▶ _TASK PROMPT_
Write out each line exactly as it stands, please.

▶ _RECORDS FOR THIS EXERCISE_
==================================================
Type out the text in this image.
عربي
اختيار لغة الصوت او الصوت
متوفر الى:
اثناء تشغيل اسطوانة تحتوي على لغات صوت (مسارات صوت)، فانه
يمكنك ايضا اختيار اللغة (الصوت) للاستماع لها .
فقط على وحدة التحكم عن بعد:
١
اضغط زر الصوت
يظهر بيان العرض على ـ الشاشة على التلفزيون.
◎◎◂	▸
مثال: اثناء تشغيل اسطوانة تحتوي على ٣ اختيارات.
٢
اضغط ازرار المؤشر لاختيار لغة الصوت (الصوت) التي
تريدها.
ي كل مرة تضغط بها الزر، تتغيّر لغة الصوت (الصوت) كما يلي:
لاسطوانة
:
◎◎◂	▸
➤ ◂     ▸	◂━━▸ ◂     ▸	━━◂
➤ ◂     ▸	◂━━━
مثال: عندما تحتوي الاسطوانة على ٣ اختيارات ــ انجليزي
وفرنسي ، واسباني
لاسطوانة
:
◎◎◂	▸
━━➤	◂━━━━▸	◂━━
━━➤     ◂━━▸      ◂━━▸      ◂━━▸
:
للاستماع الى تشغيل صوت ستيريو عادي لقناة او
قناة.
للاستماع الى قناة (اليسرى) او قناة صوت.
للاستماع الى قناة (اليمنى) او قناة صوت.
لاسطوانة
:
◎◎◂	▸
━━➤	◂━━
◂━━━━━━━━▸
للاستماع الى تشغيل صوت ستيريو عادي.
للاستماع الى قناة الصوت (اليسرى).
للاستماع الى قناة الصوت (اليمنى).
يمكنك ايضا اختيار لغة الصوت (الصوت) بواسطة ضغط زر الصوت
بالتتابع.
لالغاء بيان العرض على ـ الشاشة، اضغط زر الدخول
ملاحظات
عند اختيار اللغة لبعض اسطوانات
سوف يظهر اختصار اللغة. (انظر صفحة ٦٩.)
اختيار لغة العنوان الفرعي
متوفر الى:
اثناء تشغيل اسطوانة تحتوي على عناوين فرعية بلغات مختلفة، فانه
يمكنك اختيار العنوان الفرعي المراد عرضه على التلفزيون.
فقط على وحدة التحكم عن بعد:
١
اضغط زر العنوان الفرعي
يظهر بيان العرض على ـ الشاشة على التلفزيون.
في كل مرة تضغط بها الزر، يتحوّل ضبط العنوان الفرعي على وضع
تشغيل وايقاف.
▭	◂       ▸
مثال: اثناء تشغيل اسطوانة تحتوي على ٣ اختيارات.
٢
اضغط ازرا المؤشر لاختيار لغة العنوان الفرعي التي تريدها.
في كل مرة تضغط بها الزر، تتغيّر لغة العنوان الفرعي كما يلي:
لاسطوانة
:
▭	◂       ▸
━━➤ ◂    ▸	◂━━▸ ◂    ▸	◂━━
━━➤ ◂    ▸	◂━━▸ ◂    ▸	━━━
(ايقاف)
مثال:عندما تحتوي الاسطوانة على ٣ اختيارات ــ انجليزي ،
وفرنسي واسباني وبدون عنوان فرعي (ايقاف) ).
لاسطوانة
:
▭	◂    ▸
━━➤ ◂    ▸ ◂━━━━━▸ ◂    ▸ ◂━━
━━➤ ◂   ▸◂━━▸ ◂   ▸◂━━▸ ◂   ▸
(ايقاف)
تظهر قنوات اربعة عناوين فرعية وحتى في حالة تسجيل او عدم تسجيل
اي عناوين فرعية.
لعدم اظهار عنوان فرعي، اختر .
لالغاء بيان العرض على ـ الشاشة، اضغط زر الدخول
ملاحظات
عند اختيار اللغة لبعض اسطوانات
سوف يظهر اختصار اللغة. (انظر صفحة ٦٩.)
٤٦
==================================================
▶ _THE REPLY_
Type out the text in this image.
عربي
اختيار لغة الصوت او الصوت
متوفر الى:
اثناء تشغيل اسطوانة تحتوي على لغات صوت (مسارات صوت)، فانه
يمكنك ايضا اختيار اللغة (الصوت) للاستماع لها .
فقط على وحدة التحكم عن بعد:
١
اضغط زر الصوت
يظهر بيان العرض على ـ الشاشة على التلفزيون.
◎◎◂	▸
مثال: اثناء تشغيل اسطوانة تحتوي على ٣ اختيارات.
٢
اضغط ازرار المؤشر لاختيار لغة الصوت (الصوت) التي
تريدها.
ي كل مرة تضغط بها الزر، تتغيّر لغة الصوت (الصوت) كما يلي:
لاسطوانة
:
◎◎◂	▸
➤ ◂     ▸	◂━━▸ ◂     ▸	━━◂
➤ ◂     ▸	◂━━━
مثال: عندما تحتوي الاسطوانة على ٣ اختيارات ــ انجليزي
وفرنسي ، واسباني
لاسطوانة
:
◎◎◂	▸
━━➤	◂━━━━▸	◂━━
━━➤     ◂━━▸      ◂━━▸      ◂━━▸
:
للاستماع الى تشغيل صوت ستيريو عادي لقناة او
قناة.
للاستماع الى قناة (اليسرى) او قناة صوت.
للاستماع الى قناة (اليمنى) او قناة صوت.
لاسطوانة
:
◎◎◂	▸
━━➤	◂━━
◂━━━━━━━━▸
للاستماع الى تشغيل صوت ستيريو عادي.
للاستماع الى قناة الصوت (اليسرى).
للاستماع الى قناة الصوت (اليمنى).
يمكنك ايضا اختيار لغة الصوت (الصوت) بواسطة ضغط زر الصوت
بالتتابع.
لالغاء بيان العرض على ـ الشاشة، اضغط زر الدخول
ملاحظات
عند اختيار اللغة لبعض اسطوانات
سوف يظهر اختصار اللغة. (انظر صفحة ٦٩.)
اختيار لغة العنوان الفرعي
متوفر الى:
اثناء تشغيل اسطوانة تحتوي على عناوين فرعية بلغات مختلفة، فانه
يمكنك اختيار العنوان الفرعي المراد عرضه على التلفزيون.
فقط على وحدة التحكم عن بعد:
١
اضغط زر العنوان الفرعي
يظهر بيان العرض على ـ الشاشة على التلفزيون.
في كل مرة تضغط بها الزر، يتحوّل ضبط العنوان الفرعي على وضع
تشغيل وايقاف.
▭	◂       ▸
مثال: اثناء تشغيل اسطوانة تحتوي على ٣ اختيارات.
٢
اضغط ازرا المؤشر لاختيار لغة العنوان الفرعي التي تريدها.
في كل مرة تضغط بها الزر، تتغيّر لغة العنوان الفرعي كما يلي:
لاسطوانة
:
▭	◂       ▸
━━➤ ◂    ▸	◂━━▸ ◂    ▸	◂━━
━━➤ ◂    ▸	◂━━▸ ◂    ▸	━━━
(ايقاف)
مثال:عندما تحتوي الاسطوانة على ٣ اختيارات ــ انجليزي ،
وفرنسي واسباني وبدون عنوان فرعي (ايقاف) ).
لاسطوانة
:
▭	◂    ▸
━━➤ ◂    ▸ ◂━━━━━▸ ◂    ▸ ◂━━
━━➤ ◂   ▸◂━━▸ ◂   ▸◂━━▸ ◂   ▸
(ايقاف)
تظهر قنوات اربعة عناوين فرعية وحتى في حالة تسجيل او عدم تسجيل
اي عناوين فرعية.
لعدم اظهار عنوان فرعي، اختر .
لالغاء بيان العرض على ـ الشاشة، اضغط زر الدخول
ملاحظات
عند اختيار اللغة لبعض اسطوانات
سوف يظهر اختصار اللغة. (انظر صفحة ٦٩.)
٤٦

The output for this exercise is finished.